What this task involves: Repeat the records below exactly, leaving out every picture.
## begin Data extract
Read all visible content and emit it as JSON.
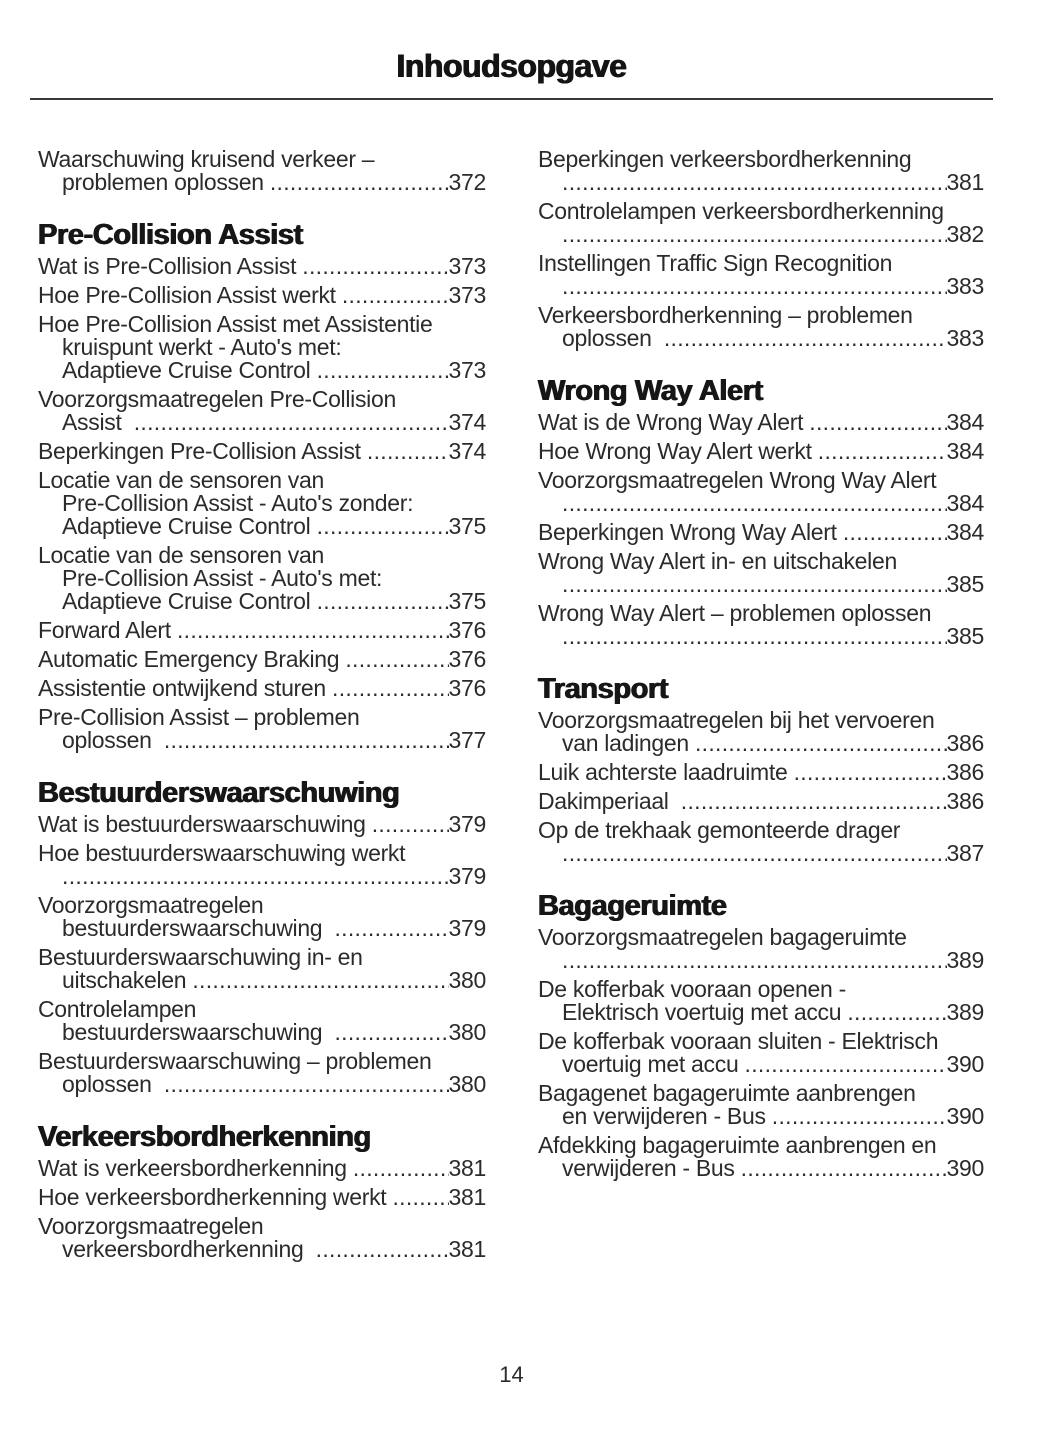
{
  "page": {
    "title": "Inhoudsopgave",
    "footer_page_number": "14"
  },
  "colors": {
    "text": "#2b2b2b",
    "heading": "#161616",
    "divider": "#3a3a3a",
    "background": "#ffffff"
  },
  "columns": {
    "left": [
      {
        "heading": null,
        "entries": [
          {
            "lines": [
              "Waarschuwing kruisend verkeer –",
              "problemen oplossen "
            ],
            "page": "372"
          }
        ]
      },
      {
        "heading": "Pre-Collision Assist",
        "entries": [
          {
            "lines": [
              "Wat is Pre-Collision Assist "
            ],
            "page": "373"
          },
          {
            "lines": [
              "Hoe Pre-Collision Assist werkt "
            ],
            "page": "373"
          },
          {
            "lines": [
              "Hoe Pre-Collision Assist met Assistentie",
              "kruispunt werkt - Auto's met:",
              "Adaptieve Cruise Control "
            ],
            "page": "373"
          },
          {
            "lines": [
              "Voorzorgsmaatregelen Pre-Collision",
              "Assist  "
            ],
            "page": "374"
          },
          {
            "lines": [
              "Beperkingen Pre-Collision Assist "
            ],
            "page": "374"
          },
          {
            "lines": [
              "Locatie van de sensoren van",
              "Pre-Collision Assist - Auto's zonder:",
              "Adaptieve Cruise Control "
            ],
            "page": "375"
          },
          {
            "lines": [
              "Locatie van de sensoren van",
              "Pre-Collision Assist - Auto's met:",
              "Adaptieve Cruise Control "
            ],
            "page": "375"
          },
          {
            "lines": [
              "Forward Alert "
            ],
            "page": "376"
          },
          {
            "lines": [
              "Automatic Emergency Braking "
            ],
            "page": "376"
          },
          {
            "lines": [
              "Assistentie ontwijkend sturen "
            ],
            "page": "376"
          },
          {
            "lines": [
              "Pre-Collision Assist – problemen",
              "oplossen  "
            ],
            "page": "377"
          }
        ]
      },
      {
        "heading": "Bestuurderswaarschuwing",
        "entries": [
          {
            "lines": [
              "Wat is bestuurderswaarschuwing "
            ],
            "page": "379"
          },
          {
            "lines": [
              "Hoe bestuurderswaarschuwing werkt",
              ""
            ],
            "page": "379"
          },
          {
            "lines": [
              "Voorzorgsmaatregelen",
              "bestuurderswaarschuwing  "
            ],
            "page": "379"
          },
          {
            "lines": [
              "Bestuurderswaarschuwing in- en",
              "uitschakelen "
            ],
            "page": "380"
          },
          {
            "lines": [
              "Controlelampen",
              "bestuurderswaarschuwing  "
            ],
            "page": "380"
          },
          {
            "lines": [
              "Bestuurderswaarschuwing – problemen",
              "oplossen  "
            ],
            "page": "380"
          }
        ]
      },
      {
        "heading": "Verkeersbordherkenning",
        "entries": [
          {
            "lines": [
              "Wat is verkeersbordherkenning "
            ],
            "page": "381"
          },
          {
            "lines": [
              "Hoe verkeersbordherkenning werkt "
            ],
            "page": "381"
          },
          {
            "lines": [
              "Voorzorgsmaatregelen",
              "verkeersbordherkenning  "
            ],
            "page": "381"
          }
        ]
      }
    ],
    "right": [
      {
        "heading": null,
        "entries": [
          {
            "lines": [
              "Beperkingen verkeersbordherkenning",
              ""
            ],
            "page": "381"
          },
          {
            "lines": [
              "Controlelampen verkeersbordherkenning",
              ""
            ],
            "page": "382"
          },
          {
            "lines": [
              "Instellingen Traffic Sign Recognition",
              ""
            ],
            "page": "383"
          },
          {
            "lines": [
              "Verkeersbordherkenning – problemen",
              "oplossen  "
            ],
            "page": "383"
          }
        ]
      },
      {
        "heading": "Wrong Way Alert",
        "entries": [
          {
            "lines": [
              "Wat is de Wrong Way Alert "
            ],
            "page": "384"
          },
          {
            "lines": [
              "Hoe Wrong Way Alert werkt "
            ],
            "page": "384"
          },
          {
            "lines": [
              "Voorzorgsmaatregelen Wrong Way Alert",
              ""
            ],
            "page": "384"
          },
          {
            "lines": [
              "Beperkingen Wrong Way Alert "
            ],
            "page": "384"
          },
          {
            "lines": [
              "Wrong Way Alert in- en uitschakelen",
              ""
            ],
            "page": "385"
          },
          {
            "lines": [
              "Wrong Way Alert – problemen oplossen",
              ""
            ],
            "page": "385"
          }
        ]
      },
      {
        "heading": "Transport",
        "entries": [
          {
            "lines": [
              "Voorzorgsmaatregelen bij het vervoeren",
              "van ladingen "
            ],
            "page": "386"
          },
          {
            "lines": [
              "Luik achterste laadruimte "
            ],
            "page": "386"
          },
          {
            "lines": [
              "Dakimperiaal  "
            ],
            "page": "386"
          },
          {
            "lines": [
              "Op de trekhaak gemonteerde drager",
              ""
            ],
            "page": "387"
          }
        ]
      },
      {
        "heading": "Bagageruimte",
        "entries": [
          {
            "lines": [
              "Voorzorgsmaatregelen bagageruimte",
              ""
            ],
            "page": "389"
          },
          {
            "lines": [
              "De kofferbak vooraan openen -",
              "Elektrisch voertuig met accu "
            ],
            "page": "389"
          },
          {
            "lines": [
              "De kofferbak vooraan sluiten - Elektrisch",
              "voertuig met accu "
            ],
            "page": "390"
          },
          {
            "lines": [
              "Bagagenet bagageruimte aanbrengen",
              "en verwijderen - Bus "
            ],
            "page": "390"
          },
          {
            "lines": [
              "Afdekking bagageruimte aanbrengen en",
              "verwijderen - Bus "
            ],
            "page": "390"
          }
        ]
      }
    ]
  }
}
## end Data extract
Final result:
Read all visible content and emit it as JSON.
{
  "page": {
    "title": "Inhoudsopgave",
    "footer_page_number": "14"
  },
  "colors": {
    "text": "#2b2b2b",
    "heading": "#161616",
    "divider": "#3a3a3a",
    "background": "#ffffff"
  },
  "columns": {
    "left": [
      {
        "heading": null,
        "entries": [
          {
            "lines": [
              "Waarschuwing kruisend verkeer –",
              "problemen oplossen "
            ],
            "page": "372"
          }
        ]
      },
      {
        "heading": "Pre-Collision Assist",
        "entries": [
          {
            "lines": [
              "Wat is Pre-Collision Assist "
            ],
            "page": "373"
          },
          {
            "lines": [
              "Hoe Pre-Collision Assist werkt "
            ],
            "page": "373"
          },
          {
            "lines": [
              "Hoe Pre-Collision Assist met Assistentie",
              "kruispunt werkt - Auto's met:",
              "Adaptieve Cruise Control "
            ],
            "page": "373"
          },
          {
            "lines": [
              "Voorzorgsmaatregelen Pre-Collision",
              "Assist  "
            ],
            "page": "374"
          },
          {
            "lines": [
              "Beperkingen Pre-Collision Assist "
            ],
            "page": "374"
          },
          {
            "lines": [
              "Locatie van de sensoren van",
              "Pre-Collision Assist - Auto's zonder:",
              "Adaptieve Cruise Control "
            ],
            "page": "375"
          },
          {
            "lines": [
              "Locatie van de sensoren van",
              "Pre-Collision Assist - Auto's met:",
              "Adaptieve Cruise Control "
            ],
            "page": "375"
          },
          {
            "lines": [
              "Forward Alert "
            ],
            "page": "376"
          },
          {
            "lines": [
              "Automatic Emergency Braking "
            ],
            "page": "376"
          },
          {
            "lines": [
              "Assistentie ontwijkend sturen "
            ],
            "page": "376"
          },
          {
            "lines": [
              "Pre-Collision Assist – problemen",
              "oplossen  "
            ],
            "page": "377"
          }
        ]
      },
      {
        "heading": "Bestuurderswaarschuwing",
        "entries": [
          {
            "lines": [
              "Wat is bestuurderswaarschuwing "
            ],
            "page": "379"
          },
          {
            "lines": [
              "Hoe bestuurderswaarschuwing werkt",
              ""
            ],
            "page": "379"
          },
          {
            "lines": [
              "Voorzorgsmaatregelen",
              "bestuurderswaarschuwing  "
            ],
            "page": "379"
          },
          {
            "lines": [
              "Bestuurderswaarschuwing in- en",
              "uitschakelen "
            ],
            "page": "380"
          },
          {
            "lines": [
              "Controlelampen",
              "bestuurderswaarschuwing  "
            ],
            "page": "380"
          },
          {
            "lines": [
              "Bestuurderswaarschuwing – problemen",
              "oplossen  "
            ],
            "page": "380"
          }
        ]
      },
      {
        "heading": "Verkeersbordherkenning",
        "entries": [
          {
            "lines": [
              "Wat is verkeersbordherkenning "
            ],
            "page": "381"
          },
          {
            "lines": [
              "Hoe verkeersbordherkenning werkt "
            ],
            "page": "381"
          },
          {
            "lines": [
              "Voorzorgsmaatregelen",
              "verkeersbordherkenning  "
            ],
            "page": "381"
          }
        ]
      }
    ],
    "right": [
      {
        "heading": null,
        "entries": [
          {
            "lines": [
              "Beperkingen verkeersbordherkenning",
              ""
            ],
            "page": "381"
          },
          {
            "lines": [
              "Controlelampen verkeersbordherkenning",
              ""
            ],
            "page": "382"
          },
          {
            "lines": [
              "Instellingen Traffic Sign Recognition",
              ""
            ],
            "page": "383"
          },
          {
            "lines": [
              "Verkeersbordherkenning – problemen",
              "oplossen  "
            ],
            "page": "383"
          }
        ]
      },
      {
        "heading": "Wrong Way Alert",
        "entries": [
          {
            "lines": [
              "Wat is de Wrong Way Alert "
            ],
            "page": "384"
          },
          {
            "lines": [
              "Hoe Wrong Way Alert werkt "
            ],
            "page": "384"
          },
          {
            "lines": [
              "Voorzorgsmaatregelen Wrong Way Alert",
              ""
            ],
            "page": "384"
          },
          {
            "lines": [
              "Beperkingen Wrong Way Alert "
            ],
            "page": "384"
          },
          {
            "lines": [
              "Wrong Way Alert in- en uitschakelen",
              ""
            ],
            "page": "385"
          },
          {
            "lines": [
              "Wrong Way Alert – problemen oplossen",
              ""
            ],
            "page": "385"
          }
        ]
      },
      {
        "heading": "Transport",
        "entries": [
          {
            "lines": [
              "Voorzorgsmaatregelen bij het vervoeren",
              "van ladingen "
            ],
            "page": "386"
          },
          {
            "lines": [
              "Luik achterste laadruimte "
            ],
            "page": "386"
          },
          {
            "lines": [
              "Dakimperiaal  "
            ],
            "page": "386"
          },
          {
            "lines": [
              "Op de trekhaak gemonteerde drager",
              ""
            ],
            "page": "387"
          }
        ]
      },
      {
        "heading": "Bagageruimte",
        "entries": [
          {
            "lines": [
              "Voorzorgsmaatregelen bagageruimte",
              ""
            ],
            "page": "389"
          },
          {
            "lines": [
              "De kofferbak vooraan openen -",
              "Elektrisch voertuig met accu "
            ],
            "page": "389"
          },
          {
            "lines": [
              "De kofferbak vooraan sluiten - Elektrisch",
              "voertuig met accu "
            ],
            "page": "390"
          },
          {
            "lines": [
              "Bagagenet bagageruimte aanbrengen",
              "en verwijderen - Bus "
            ],
            "page": "390"
          },
          {
            "lines": [
              "Afdekking bagageruimte aanbrengen en",
              "verwijderen - Bus "
            ],
            "page": "390"
          }
        ]
      }
    ]
  }
}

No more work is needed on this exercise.